Selected extract —
## BEGIN
Erlang/Elixir string performance - can this be improved?

Following this small benchmark experiment (https://blog.fefe.de/?ts=a2689de5), I wrote a short Elixir script to calculate the counts of distinct words in a text read from stdin. Other language versions are available (http://ptrace.fefe.de/wp/) as well as instructions to create the input file and some performance results (http://ptrace.fefe.de/wp/timings2019.txt).

#!/usr/bin/env elixir

# setup input stream for reading and tokenisation
IO.stream(:stdio, :line)
  |> Stream.flat_map(&(String.split(&1)))

  # ingest stream, count words, sort result
  |> Enum.reduce(%{}, fn x, acc -> Map.update(acc, x, 1, &(&1 + 1)) end)
  |> Map.to_list
  |> Enum.sort(fn {_, a}, {_, b} -> b < a end)

  # print it beautifully
  |> Enum.each(fn {word, count} ->
    IO.puts(String.pad_leading(Integer.to_string(count), 8) <> " " <> word)
## END
Data listing —
## BEGIN
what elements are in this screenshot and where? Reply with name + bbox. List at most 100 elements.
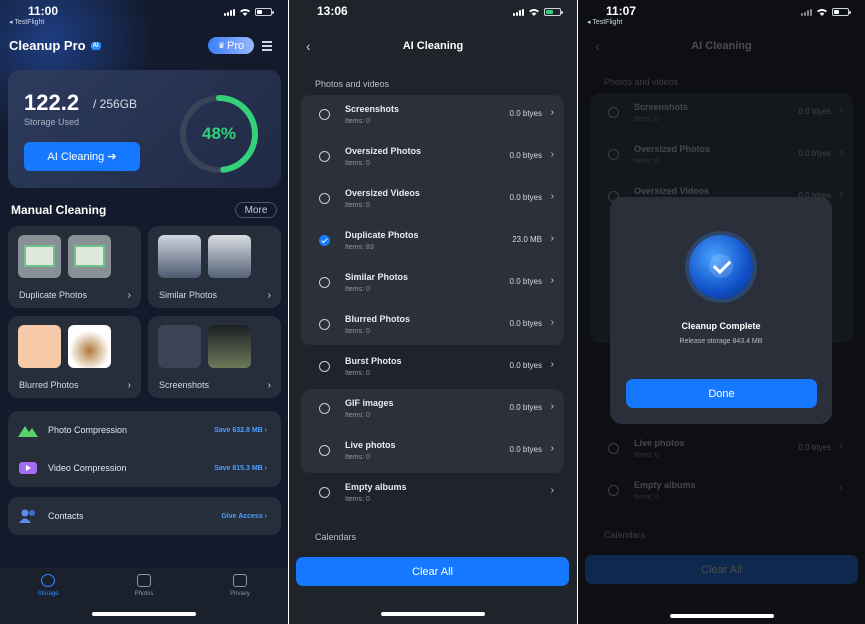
similar-thumb-2 — [208, 235, 251, 278]
screen-ai-cleaning: 13:06 ‹ AI Cleaning Photos and videos Sc… — [289, 0, 577, 624]
signal-icon — [224, 8, 235, 16]
list-item[interactable]: Blurred Photos Items: 0 0.0 btyes › — [301, 305, 564, 346]
radio-icon[interactable] — [319, 319, 330, 330]
clear-all-button[interactable]: Clear All — [296, 557, 569, 586]
radio-icon[interactable] — [319, 109, 330, 120]
list-item[interactable]: Oversized Photos Items: 0 0.0 btyes › — [590, 135, 853, 176]
storage-percent: 48% — [201, 124, 237, 143]
testflight-back-link[interactable]: ◂ TestFlight — [9, 18, 44, 26]
item-count: Items: 0 — [634, 116, 659, 123]
radio-icon[interactable] — [319, 361, 330, 372]
dialog-subtitle: Release storage 843.4 MB — [679, 338, 763, 345]
item-size: 0.0 btyes — [798, 443, 831, 452]
manual-cleaning-heading: Manual Cleaning — [11, 203, 107, 217]
item-size: 0.0 btyes — [798, 149, 831, 158]
tab-bar: Storage Photos Privacy — [0, 568, 288, 624]
status-bar: 13:06 — [289, 0, 577, 30]
storage-total: / 256GB — [93, 97, 138, 111]
tab-photos[interactable]: Photos — [114, 574, 174, 597]
list-item[interactable]: Oversized Videos Items: 0 0.0 btyes › — [301, 179, 564, 220]
item-name: Oversized Photos — [345, 146, 422, 156]
radio-icon[interactable] — [319, 487, 330, 498]
list-item[interactable]: Empty albums Items: 0 › — [301, 473, 564, 514]
contacts-label: Contacts — [48, 511, 84, 521]
video-compression-save[interactable]: Save 815.3 MB › — [214, 465, 267, 472]
mountain-icon — [18, 426, 38, 437]
radio-icon[interactable] — [319, 445, 330, 456]
radio-icon[interactable] — [319, 277, 330, 288]
list-item[interactable]: GIF images Items: 0 0.0 btyes › — [301, 389, 564, 430]
dialog-title: Cleanup Complete — [681, 321, 761, 331]
list-item[interactable]: Live photos Items: 0 0.0 btyes › — [590, 429, 853, 470]
radio-icon[interactable] — [319, 403, 330, 414]
list-item[interactable]: Screenshots Items: 0 0.0 btyes › — [590, 93, 853, 134]
list-item[interactable]: Live photos Items: 0 0.0 btyes › — [301, 431, 564, 472]
list-item[interactable]: Burst Photos Items: 0 0.0 btyes › — [301, 347, 564, 388]
ai-cleaning-button[interactable]: AI Cleaning ➔ — [24, 142, 140, 171]
video-compression-row[interactable]: Video Compression Save 815.3 MB › — [8, 449, 281, 487]
list-item[interactable]: Oversized Photos Items: 0 0.0 btyes › — [301, 137, 564, 178]
item-count: Items: 0 — [345, 328, 370, 335]
home-indicator — [669, 614, 774, 618]
tab-label: Storage — [37, 591, 59, 597]
tile-similar-photos[interactable]: Similar Photos › — [148, 226, 281, 308]
list-item[interactable]: Similar Photos Items: 0 0.0 btyes › — [301, 263, 564, 304]
screenshot-thumb-2 — [208, 325, 251, 368]
screenshot-thumb-1 — [158, 325, 201, 368]
tile-screenshots[interactable]: Screenshots › — [148, 316, 281, 398]
list-item[interactable]: Duplicate Photos Items: 83 23.0 MB › — [301, 221, 564, 262]
list-item[interactable]: Screenshots Items: 0 0.0 btyes › — [301, 95, 564, 136]
video-icon — [19, 462, 37, 474]
blurred-thumb-2 — [68, 325, 111, 368]
done-button[interactable]: Done — [626, 379, 817, 408]
menu-icon[interactable] — [262, 41, 272, 53]
tile-label: Screenshots — [159, 380, 210, 390]
item-count: Items: 0 — [345, 160, 370, 167]
chevron-right-icon: › — [550, 359, 554, 370]
similar-thumb-1 — [158, 235, 201, 278]
wifi-icon — [529, 9, 539, 16]
item-name: Burst Photos — [345, 356, 402, 366]
photo-compression-save[interactable]: Save 632.8 MB › — [214, 427, 267, 434]
item-name: Screenshots — [634, 102, 689, 112]
checked-radio-icon[interactable] — [319, 235, 330, 246]
item-size: 0.0 btyes — [509, 403, 542, 412]
item-name: GIF images — [345, 398, 394, 408]
item-size: 0.0 btyes — [509, 361, 542, 370]
radio-icon[interactable] — [319, 193, 330, 204]
tile-duplicate-photos[interactable]: Duplicate Photos › — [8, 226, 141, 308]
item-name: Live photos — [345, 440, 396, 450]
radio-icon[interactable] — [608, 149, 619, 160]
radio-icon[interactable] — [608, 443, 619, 454]
radio-icon[interactable] — [608, 485, 619, 496]
contacts-give-access[interactable]: Give Access › — [221, 513, 267, 520]
tab-privacy[interactable]: Privacy — [210, 574, 270, 597]
chevron-right-icon: › — [550, 401, 554, 412]
testflight-back-link[interactable]: ◂ TestFlight — [587, 18, 622, 26]
item-name: Empty albums — [634, 480, 696, 490]
tab-storage[interactable]: Storage — [18, 574, 78, 597]
app-title-text: Cleanup Pro — [9, 38, 86, 53]
chevron-right-icon: › — [267, 290, 271, 301]
signal-icon — [513, 8, 524, 16]
radio-icon[interactable] — [608, 107, 619, 118]
contacts-icon — [19, 509, 35, 523]
tile-blurred-photos[interactable]: Blurred Photos › — [8, 316, 141, 398]
chevron-right-icon: › — [127, 290, 131, 301]
radio-icon[interactable] — [319, 151, 330, 162]
pro-button[interactable]: ♛ Pro — [208, 37, 254, 54]
duplicate-thumb-1 — [18, 235, 61, 278]
contacts-row[interactable]: Contacts Give Access › — [8, 497, 281, 535]
list-item[interactable]: Empty albums Items: 0 › — [590, 471, 853, 512]
more-button[interactable]: More — [235, 202, 277, 218]
item-name: Live photos — [634, 438, 685, 448]
photos-icon — [137, 574, 151, 587]
item-size: 0.0 btyes — [509, 277, 542, 286]
section-photos-videos: Photos and videos — [315, 79, 390, 89]
item-count: Items: 0 — [345, 370, 370, 377]
photo-compression-row[interactable]: Photo Compression Save 632.8 MB › — [8, 411, 281, 449]
item-name: Similar Photos — [345, 272, 409, 282]
blurred-thumb-1 — [18, 325, 61, 368]
item-size: 0.0 btyes — [509, 109, 542, 118]
battery-icon — [832, 8, 851, 16]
## END
Set of tasks —
1. In the Elixir word-count post above, what does the script calculate?
2. In the code shown in the Elixir word-count post above, name every module whose functions the script calls (the name before the dot).
3. Do these statements agree with the Elixir word-count post above? Answer yes or no for each and quote the words that decide it.
(a) The script reads its input from a file named on the command line.
(b) Versions of the program in other languages can be found.
(c) The script is written in Python.

Solutions to the problems —
1. The counts of distinct words in a text read from stdin.

2. IO, Stream, String, Enum, Map, Integer

3.
(a) No: "a text read from stdin"
(b) Yes: "Other language versions are available"
(c) No: "I wrote a short Elixir script"